» **CHECK YOUR UNDERSTANDING**:
1) In the Lobonema article, what is the common name of Lobonema smithii?
2) The Lobonema article traces the species' life cycle. Name every stage in order, from the egg through the final stage.
3) Copy a part of the Lobonema article word for word, beginning at the words "The depth this" and stopping after "a young medusa.".

Lobonema

Scientific classification
- Domain: Eukaryota
- Kingdom: Animalia
- Phylum: Cnidaria
- Class: Scyphozoa
- Order: Rhizostomeae
- Family: Lobonematidae
- Genus: Lobonema Mayer, 1910
- Species: L. smithii
- Binomial name: Lobonema smithii Mayer, 1910

= Lobonema =

- Genus: Lobonema
- Species: smithii
- Authority: Mayer, 1910
- Parent authority: Mayer, 1910

Genus of jellyfish

Lobonema is a monotypic genus of cnidarians belonging to the family Lobonematidae. The only species is Lobonema smithii.

==Description==
Lobonema smithii, commonly known as white jellyfish, is a species of jellyfish that often appears with a white or translucent color that spans across its whole body. It has a wide body, with its exumbrella being rough and rigid, which gives it a prominent umbrella shape. Additionally, the exumbrella is large, and notably gelatinous, which is one of this species most distinct characteristics.

The order which Lobonema smithii is categorized under, Rhizostomeae, has many defining features that Lobonema smithii carries. Some of these are thin, oral arms that become infused the closer they are to the centerpiece of the jellyfish. With Lobonema smithii, these arms are very thin and abundant, almost resembling hair-like properties.

=== Morphology and anatomy ===
23.6 cm wide, thick, tough, and rigid, and an erect exumbrella. This species has a notable gelatinous papillae, which is 3.5 to 4 cm long, pointed, nematocyst. This species has four velar lappets in each of its octants that are 9 to 10 cm long tapering, pointy and mouth arms which are 15 cm long. There are also distal three-winged portions that are one to one and a half as long as the proximal portion of the organism. Additionally, this species has long spindle appendages, with 16 radial canals attached to it.

==Distribution==

The species is found in Malesia. Lobonema smithi is mostly contained in the Manila Bay region.

This organism has mainly only been spotted in the Indo-Pacific west.

The depth this organism tends to be found in is the Pelagic zone, and does not seem to venture far out of that region. Additionally, this species mainly stays in tropical waters.

==Notable traits==
Lobonema smithii have only been found to be male or female, with males being the more prominently discovered and studied in abundance compared to females.

===Life-cycle===
This species follows the traditional Scyphozoan life cycle. Due to Lobonema smithii being gonochoric, The first step is an egg being laid by an adult in the medusa stage, which then is fertilized and becomes a planula. This larva undergoes processes such as metamorphoses which leads it to grow into a scyphistoma. This scyphistoma becomes a strobila, then finally becomes a young medusa.

===Reproduction===
Reproduction for this species has not been thoroughly studied or documented with how rarely spotted this species has become. It is possible that based on this species life cycle that the reproductive process is very similar to other jellyfish.

(Document understanding data)
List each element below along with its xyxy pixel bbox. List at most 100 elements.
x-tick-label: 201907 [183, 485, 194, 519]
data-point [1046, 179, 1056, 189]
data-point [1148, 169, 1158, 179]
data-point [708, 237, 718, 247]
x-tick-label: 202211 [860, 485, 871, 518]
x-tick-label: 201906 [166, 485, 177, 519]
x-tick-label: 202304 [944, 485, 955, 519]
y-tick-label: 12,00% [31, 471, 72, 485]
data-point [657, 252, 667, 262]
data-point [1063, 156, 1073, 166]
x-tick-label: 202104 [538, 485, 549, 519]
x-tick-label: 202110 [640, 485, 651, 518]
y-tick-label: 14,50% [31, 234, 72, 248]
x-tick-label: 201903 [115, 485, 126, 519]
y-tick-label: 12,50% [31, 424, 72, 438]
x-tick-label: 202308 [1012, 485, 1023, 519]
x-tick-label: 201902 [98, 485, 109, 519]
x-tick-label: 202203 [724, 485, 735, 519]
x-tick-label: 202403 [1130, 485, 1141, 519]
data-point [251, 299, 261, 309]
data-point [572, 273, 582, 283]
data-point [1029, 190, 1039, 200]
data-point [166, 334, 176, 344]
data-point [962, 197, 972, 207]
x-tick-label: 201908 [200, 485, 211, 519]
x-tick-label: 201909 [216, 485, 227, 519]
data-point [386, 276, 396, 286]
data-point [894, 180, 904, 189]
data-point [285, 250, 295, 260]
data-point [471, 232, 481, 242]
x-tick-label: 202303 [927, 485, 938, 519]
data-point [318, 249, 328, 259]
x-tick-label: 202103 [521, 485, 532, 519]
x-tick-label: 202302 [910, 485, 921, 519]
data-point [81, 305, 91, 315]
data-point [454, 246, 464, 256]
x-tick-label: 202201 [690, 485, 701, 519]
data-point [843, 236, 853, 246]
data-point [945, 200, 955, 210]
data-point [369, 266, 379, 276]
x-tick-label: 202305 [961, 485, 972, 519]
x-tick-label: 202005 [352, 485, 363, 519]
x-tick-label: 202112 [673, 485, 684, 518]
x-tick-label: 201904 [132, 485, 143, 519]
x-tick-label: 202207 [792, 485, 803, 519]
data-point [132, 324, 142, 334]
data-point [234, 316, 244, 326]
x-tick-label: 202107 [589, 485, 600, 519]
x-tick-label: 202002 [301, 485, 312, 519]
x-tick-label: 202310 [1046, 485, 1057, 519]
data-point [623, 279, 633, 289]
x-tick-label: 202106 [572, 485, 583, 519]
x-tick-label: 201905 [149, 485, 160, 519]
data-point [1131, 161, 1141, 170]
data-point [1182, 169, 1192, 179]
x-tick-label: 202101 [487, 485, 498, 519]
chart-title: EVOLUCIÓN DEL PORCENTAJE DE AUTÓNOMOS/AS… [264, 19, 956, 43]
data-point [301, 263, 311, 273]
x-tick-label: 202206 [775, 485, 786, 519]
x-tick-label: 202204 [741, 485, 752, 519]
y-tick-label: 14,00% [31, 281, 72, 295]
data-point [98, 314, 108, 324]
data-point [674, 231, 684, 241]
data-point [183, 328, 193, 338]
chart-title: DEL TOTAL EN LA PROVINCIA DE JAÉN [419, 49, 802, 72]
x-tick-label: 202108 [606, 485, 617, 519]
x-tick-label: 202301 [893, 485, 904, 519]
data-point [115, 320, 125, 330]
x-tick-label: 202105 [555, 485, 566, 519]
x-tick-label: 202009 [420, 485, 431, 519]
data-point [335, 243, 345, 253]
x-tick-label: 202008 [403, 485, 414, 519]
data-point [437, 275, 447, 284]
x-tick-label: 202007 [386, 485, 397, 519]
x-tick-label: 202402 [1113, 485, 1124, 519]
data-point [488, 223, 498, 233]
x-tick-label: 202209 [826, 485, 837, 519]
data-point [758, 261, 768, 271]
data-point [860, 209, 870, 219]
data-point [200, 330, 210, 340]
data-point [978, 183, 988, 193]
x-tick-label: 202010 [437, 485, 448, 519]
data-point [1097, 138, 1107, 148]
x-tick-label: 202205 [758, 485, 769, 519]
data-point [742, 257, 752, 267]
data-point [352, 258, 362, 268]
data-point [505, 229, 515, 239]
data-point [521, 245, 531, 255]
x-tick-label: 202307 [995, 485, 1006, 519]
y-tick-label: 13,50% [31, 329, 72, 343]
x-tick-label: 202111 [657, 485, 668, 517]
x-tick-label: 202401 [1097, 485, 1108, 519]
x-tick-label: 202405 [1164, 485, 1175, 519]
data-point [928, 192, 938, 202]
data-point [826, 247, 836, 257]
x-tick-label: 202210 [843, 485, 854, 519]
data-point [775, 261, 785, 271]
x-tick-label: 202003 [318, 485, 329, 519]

» **SOLUTIONS TO EACH TASK**:
1) White jellyfish.

2) Egg, planula, scyphistoma, strobila, young medusa.

3)
The depth this organism tends to be found in is the Pelagic zone, and does not seem to venture far out of that region. Additionally, this species mainly stays in tropical waters.

==Notable traits==
Lobonema smithii have only been found to be male or female, with males being the more prominently discovered and studied in abundance compared to females.

===Life-cycle===
This species follows the traditional Scyphozoan life cycle. Due to Lobonema smithii being gonochoric, The first step is an egg being laid by an adult in the medusa stage, which then is fertilized and becomes a planula. This larva undergoes processes such as metamorphoses which leads it to grow into a scyphistoma. This scyphistoma becomes a strobila, then finally becomes a young medusa.